• TASK PROMPT
Only the pictures are omitted; repeat all other data exactly.

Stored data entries
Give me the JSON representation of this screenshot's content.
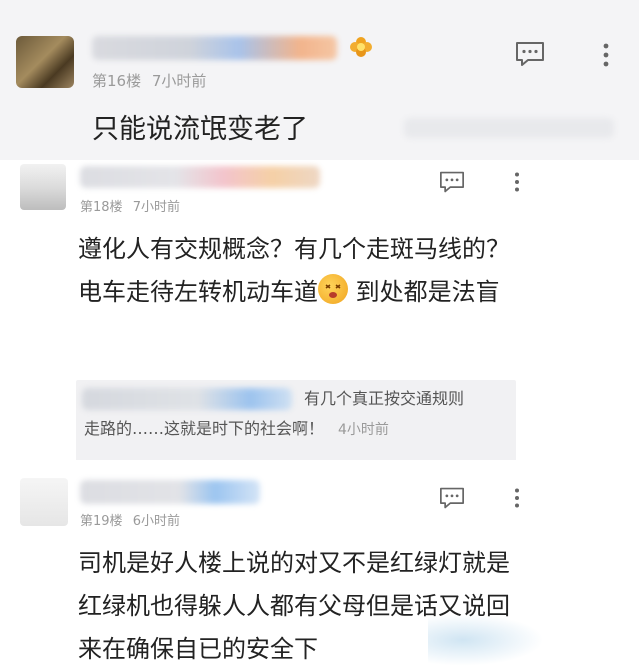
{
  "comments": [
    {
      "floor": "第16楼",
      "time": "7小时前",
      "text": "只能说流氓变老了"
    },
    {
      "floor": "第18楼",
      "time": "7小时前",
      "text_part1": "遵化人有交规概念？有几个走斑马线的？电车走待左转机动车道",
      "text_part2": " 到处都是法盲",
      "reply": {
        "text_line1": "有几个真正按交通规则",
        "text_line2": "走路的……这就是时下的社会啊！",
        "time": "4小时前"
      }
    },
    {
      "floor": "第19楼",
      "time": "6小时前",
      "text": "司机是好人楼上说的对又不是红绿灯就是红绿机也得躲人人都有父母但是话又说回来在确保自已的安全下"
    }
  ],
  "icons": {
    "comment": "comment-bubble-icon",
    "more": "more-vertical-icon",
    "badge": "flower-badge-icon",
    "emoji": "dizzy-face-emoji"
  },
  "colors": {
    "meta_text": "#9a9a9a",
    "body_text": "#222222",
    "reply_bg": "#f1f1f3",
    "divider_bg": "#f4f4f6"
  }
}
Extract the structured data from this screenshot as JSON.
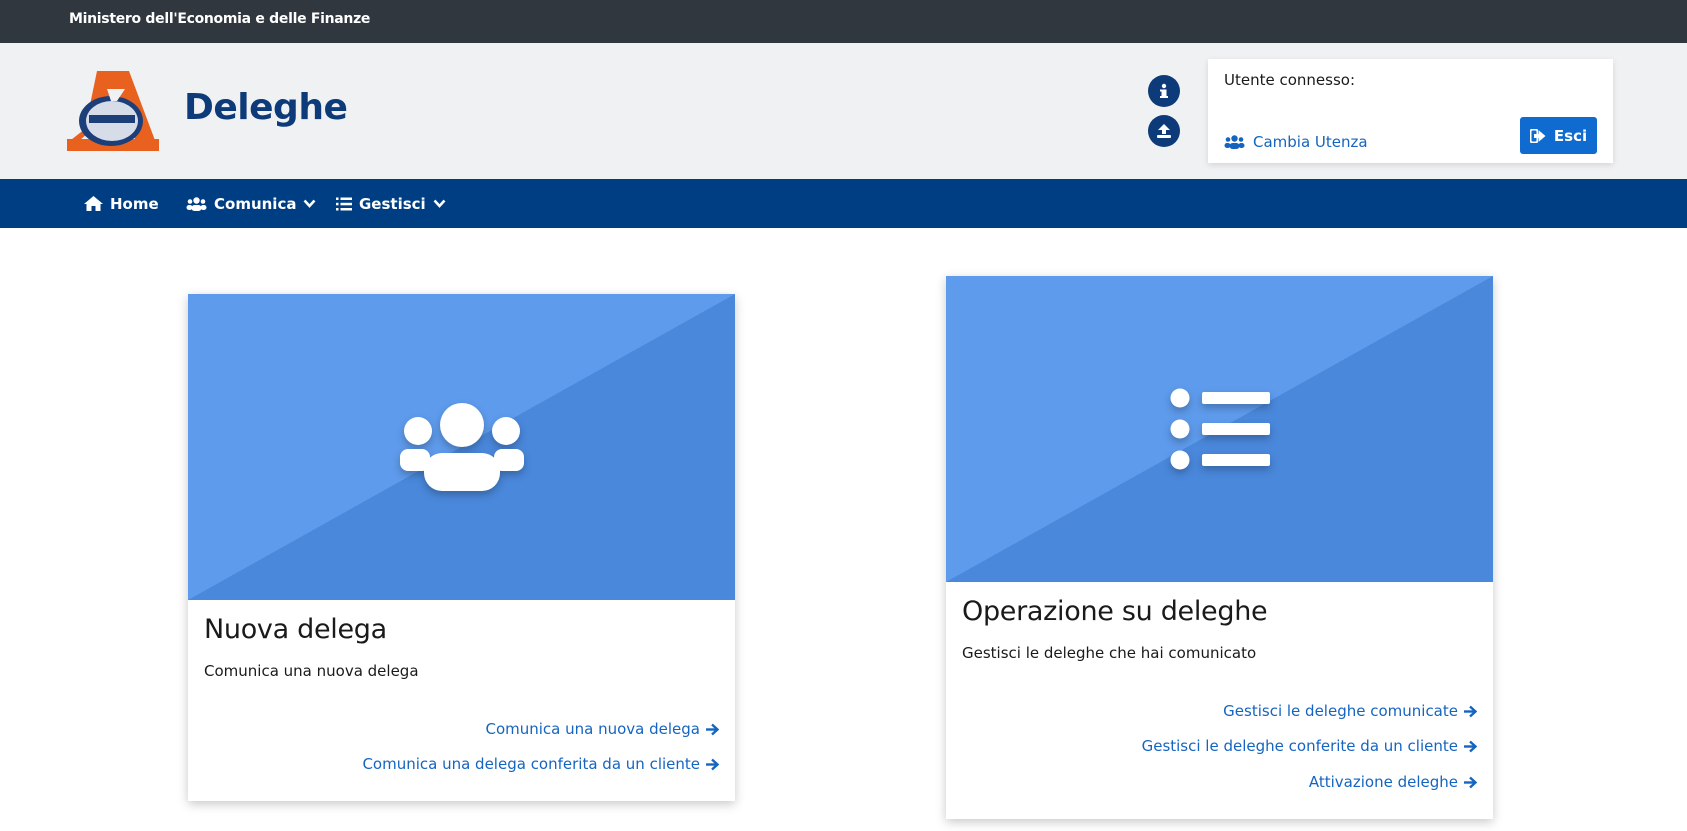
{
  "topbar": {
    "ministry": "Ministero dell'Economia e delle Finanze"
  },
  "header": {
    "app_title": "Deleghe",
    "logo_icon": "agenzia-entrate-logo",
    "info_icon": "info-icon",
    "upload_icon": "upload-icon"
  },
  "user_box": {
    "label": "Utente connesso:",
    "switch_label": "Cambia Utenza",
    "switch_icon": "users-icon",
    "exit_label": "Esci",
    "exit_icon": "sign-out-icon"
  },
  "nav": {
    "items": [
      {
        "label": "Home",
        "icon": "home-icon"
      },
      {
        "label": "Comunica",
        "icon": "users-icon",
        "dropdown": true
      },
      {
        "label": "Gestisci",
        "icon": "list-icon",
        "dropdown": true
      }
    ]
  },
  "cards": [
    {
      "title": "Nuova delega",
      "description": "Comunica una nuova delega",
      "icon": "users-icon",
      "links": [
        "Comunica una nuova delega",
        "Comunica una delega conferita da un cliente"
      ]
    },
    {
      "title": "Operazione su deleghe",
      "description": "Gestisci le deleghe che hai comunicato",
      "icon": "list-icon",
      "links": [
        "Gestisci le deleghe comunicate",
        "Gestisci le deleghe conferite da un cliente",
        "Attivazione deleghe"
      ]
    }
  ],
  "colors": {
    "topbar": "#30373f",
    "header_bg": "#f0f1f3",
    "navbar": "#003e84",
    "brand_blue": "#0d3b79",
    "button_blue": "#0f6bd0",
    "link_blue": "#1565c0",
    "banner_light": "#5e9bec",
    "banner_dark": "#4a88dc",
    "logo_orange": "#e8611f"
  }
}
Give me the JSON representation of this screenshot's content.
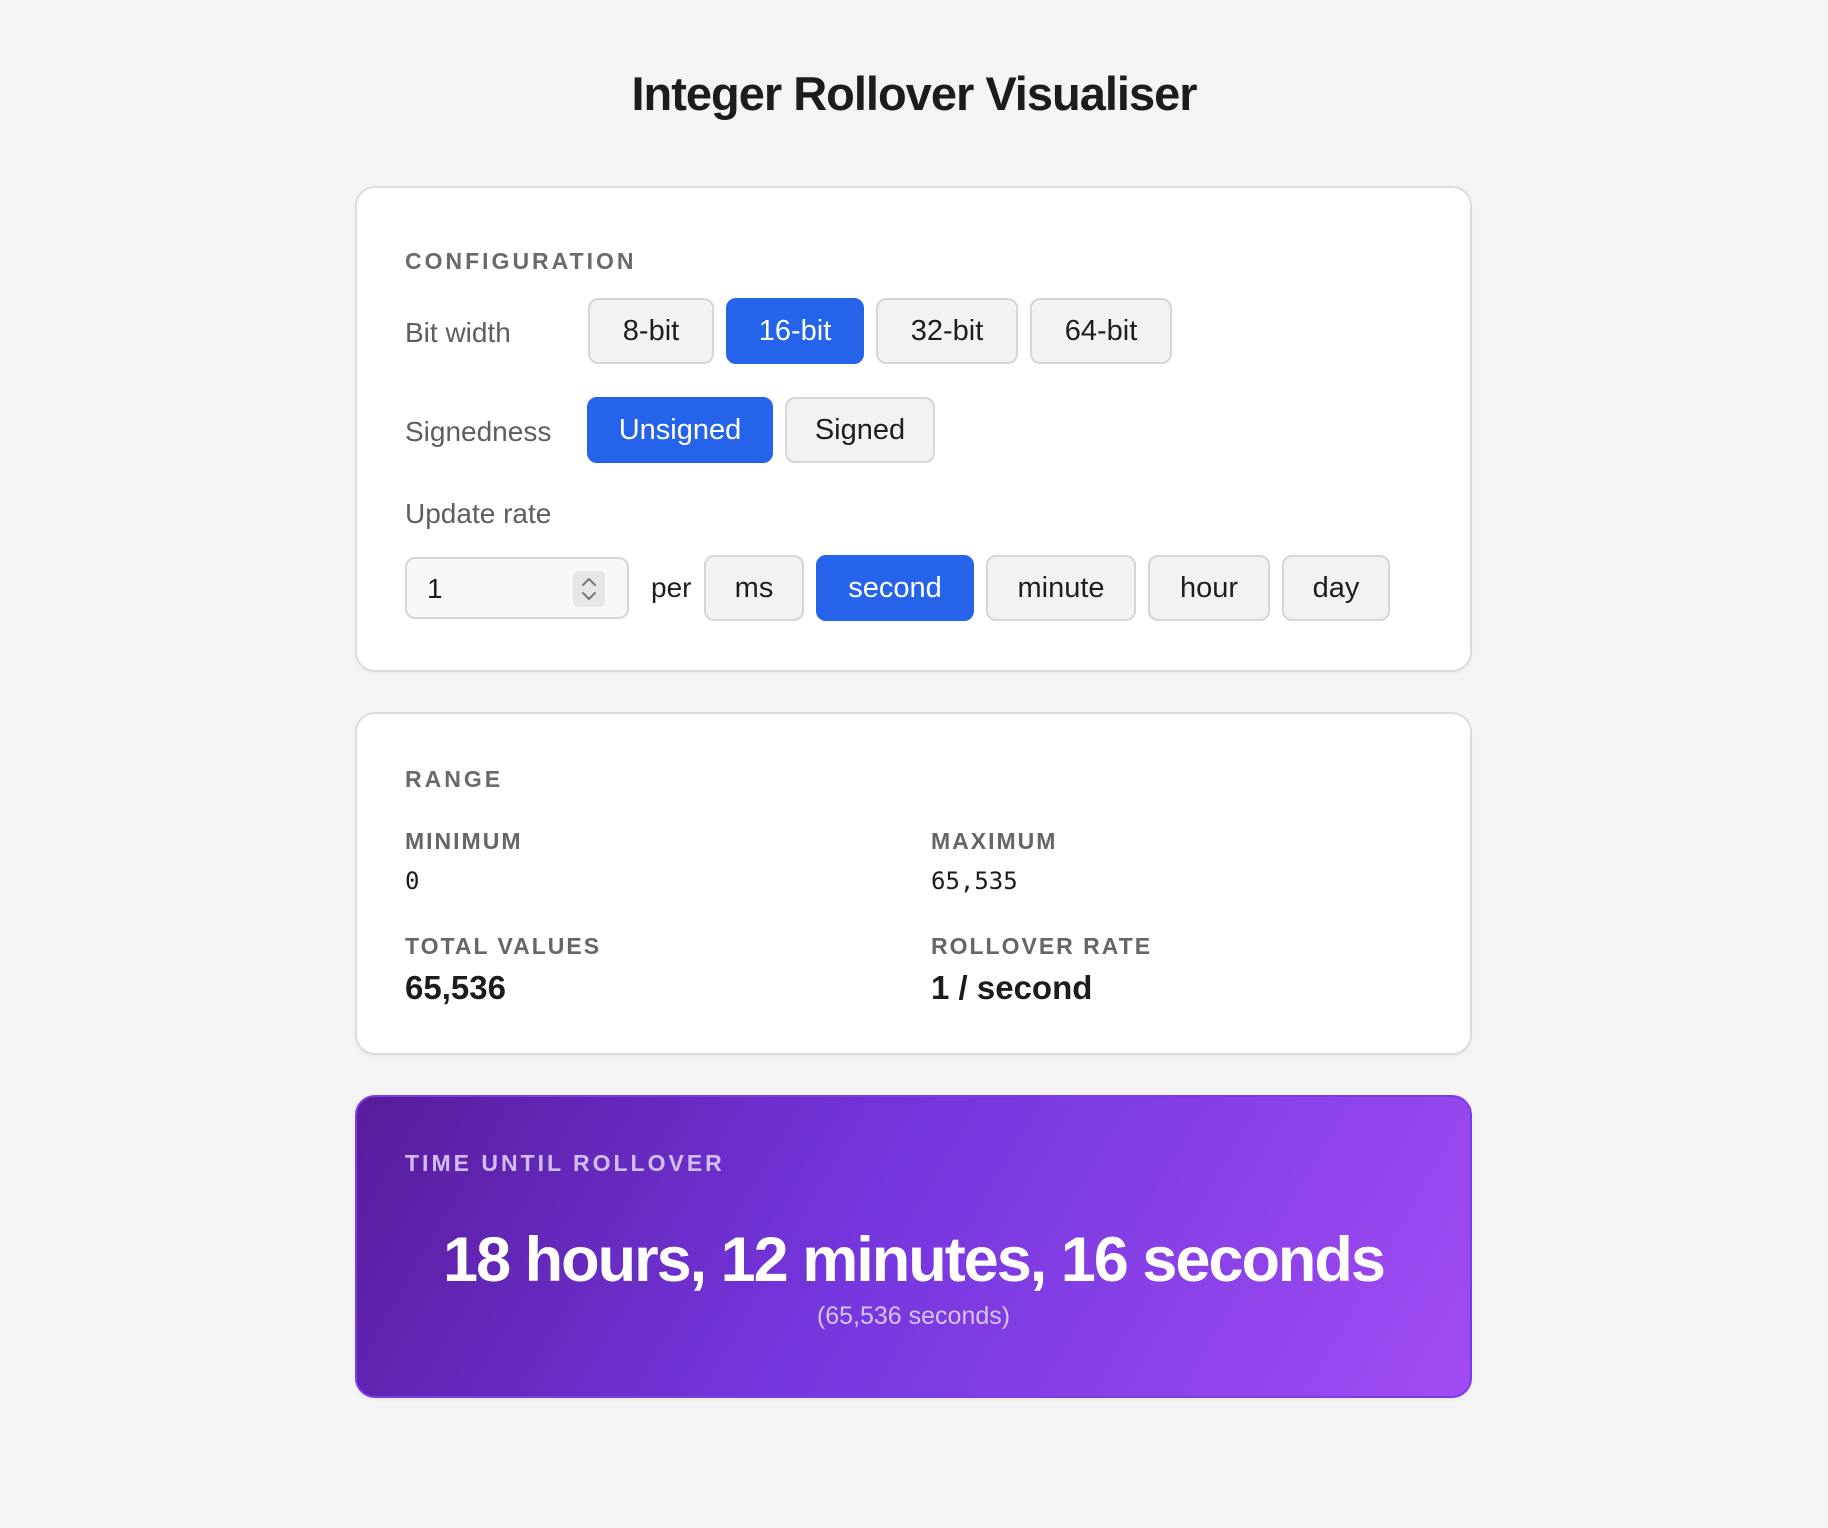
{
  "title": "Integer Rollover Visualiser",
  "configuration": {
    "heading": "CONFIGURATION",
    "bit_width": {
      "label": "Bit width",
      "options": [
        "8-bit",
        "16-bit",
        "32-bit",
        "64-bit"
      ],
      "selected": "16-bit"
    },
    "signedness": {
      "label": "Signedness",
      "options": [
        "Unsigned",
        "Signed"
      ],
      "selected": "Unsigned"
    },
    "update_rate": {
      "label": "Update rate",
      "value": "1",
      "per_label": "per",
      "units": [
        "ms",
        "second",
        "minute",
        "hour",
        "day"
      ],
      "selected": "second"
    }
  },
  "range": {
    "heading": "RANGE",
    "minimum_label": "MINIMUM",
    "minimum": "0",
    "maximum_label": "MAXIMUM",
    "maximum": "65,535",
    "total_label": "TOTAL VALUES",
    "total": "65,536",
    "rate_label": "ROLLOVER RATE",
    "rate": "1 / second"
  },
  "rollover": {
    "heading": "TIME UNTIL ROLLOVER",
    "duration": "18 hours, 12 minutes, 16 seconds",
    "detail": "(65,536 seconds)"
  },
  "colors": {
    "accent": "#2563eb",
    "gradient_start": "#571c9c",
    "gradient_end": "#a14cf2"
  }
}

• REPLY TO THE TASK
Give me the JSON representation of this screenshot's content.
{
  "comments": [
    {
      "floor": "第16楼",
      "time": "7小时前",
      "text": "只能说流氓变老了"
    },
    {
      "floor": "第18楼",
      "time": "7小时前",
      "text_part1": "遵化人有交规概念？有几个走斑马线的？电车走待左转机动车道",
      "text_part2": " 到处都是法盲",
      "reply": {
        "text_line1": "有几个真正按交通规则",
        "text_line2": "走路的……这就是时下的社会啊！",
        "time": "4小时前"
      }
    },
    {
      "floor": "第19楼",
      "time": "6小时前",
      "text": "司机是好人楼上说的对又不是红绿灯就是红绿机也得躲人人都有父母但是话又说回来在确保自已的安全下"
    }
  ],
  "icons": {
    "comment": "comment-bubble-icon",
    "more": "more-vertical-icon",
    "badge": "flower-badge-icon",
    "emoji": "dizzy-face-emoji"
  },
  "colors": {
    "meta_text": "#9a9a9a",
    "body_text": "#222222",
    "reply_bg": "#f1f1f3",
    "divider_bg": "#f4f4f6"
  }
}
Extract the structured data from this screenshot as JSON.
{
  "topbar": {
    "ministry": "Ministero dell'Economia e delle Finanze"
  },
  "header": {
    "app_title": "Deleghe",
    "logo_icon": "agenzia-entrate-logo",
    "info_icon": "info-icon",
    "upload_icon": "upload-icon"
  },
  "user_box": {
    "label": "Utente connesso:",
    "switch_label": "Cambia Utenza",
    "switch_icon": "users-icon",
    "exit_label": "Esci",
    "exit_icon": "sign-out-icon"
  },
  "nav": {
    "items": [
      {
        "label": "Home",
        "icon": "home-icon"
      },
      {
        "label": "Comunica",
        "icon": "users-icon",
        "dropdown": true
      },
      {
        "label": "Gestisci",
        "icon": "list-icon",
        "dropdown": true
      }
    ]
  },
  "cards": [
    {
      "title": "Nuova delega",
      "description": "Comunica una nuova delega",
      "icon": "users-icon",
      "links": [
        "Comunica una nuova delega",
        "Comunica una delega conferita da un cliente"
      ]
    },
    {
      "title": "Operazione su deleghe",
      "description": "Gestisci le deleghe che hai comunicato",
      "icon": "list-icon",
      "links": [
        "Gestisci le deleghe comunicate",
        "Gestisci le deleghe conferite da un cliente",
        "Attivazione deleghe"
      ]
    }
  ],
  "colors": {
    "topbar": "#30373f",
    "header_bg": "#f0f1f3",
    "navbar": "#003e84",
    "brand_blue": "#0d3b79",
    "button_blue": "#0f6bd0",
    "link_blue": "#1565c0",
    "banner_light": "#5e9bec",
    "banner_dark": "#4a88dc",
    "logo_orange": "#e8611f"
  }
}
Give me the JSON representation of this screenshot's content.
{
  "title": "Integer Rollover Visualiser",
  "configuration": {
    "heading": "CONFIGURATION",
    "bit_width": {
      "label": "Bit width",
      "options": [
        "8-bit",
        "16-bit",
        "32-bit",
        "64-bit"
      ],
      "selected": "16-bit"
    },
    "signedness": {
      "label": "Signedness",
      "options": [
        "Unsigned",
        "Signed"
      ],
      "selected": "Unsigned"
    },
    "update_rate": {
      "label": "Update rate",
      "value": "1",
      "per_label": "per",
      "units": [
        "ms",
        "second",
        "minute",
        "hour",
        "day"
      ],
      "selected": "second"
    }
  },
  "range": {
    "heading": "RANGE",
    "minimum_label": "MINIMUM",
    "minimum": "0",
    "maximum_label": "MAXIMUM",
    "maximum": "65,535",
    "total_label": "TOTAL VALUES",
    "total": "65,536",
    "rate_label": "ROLLOVER RATE",
    "rate": "1 / second"
  },
  "rollover": {
    "heading": "TIME UNTIL ROLLOVER",
    "duration": "18 hours, 12 minutes, 16 seconds",
    "detail": "(65,536 seconds)"
  },
  "colors": {
    "accent": "#2563eb",
    "gradient_start": "#571c9c",
    "gradient_end": "#a14cf2"
  }
}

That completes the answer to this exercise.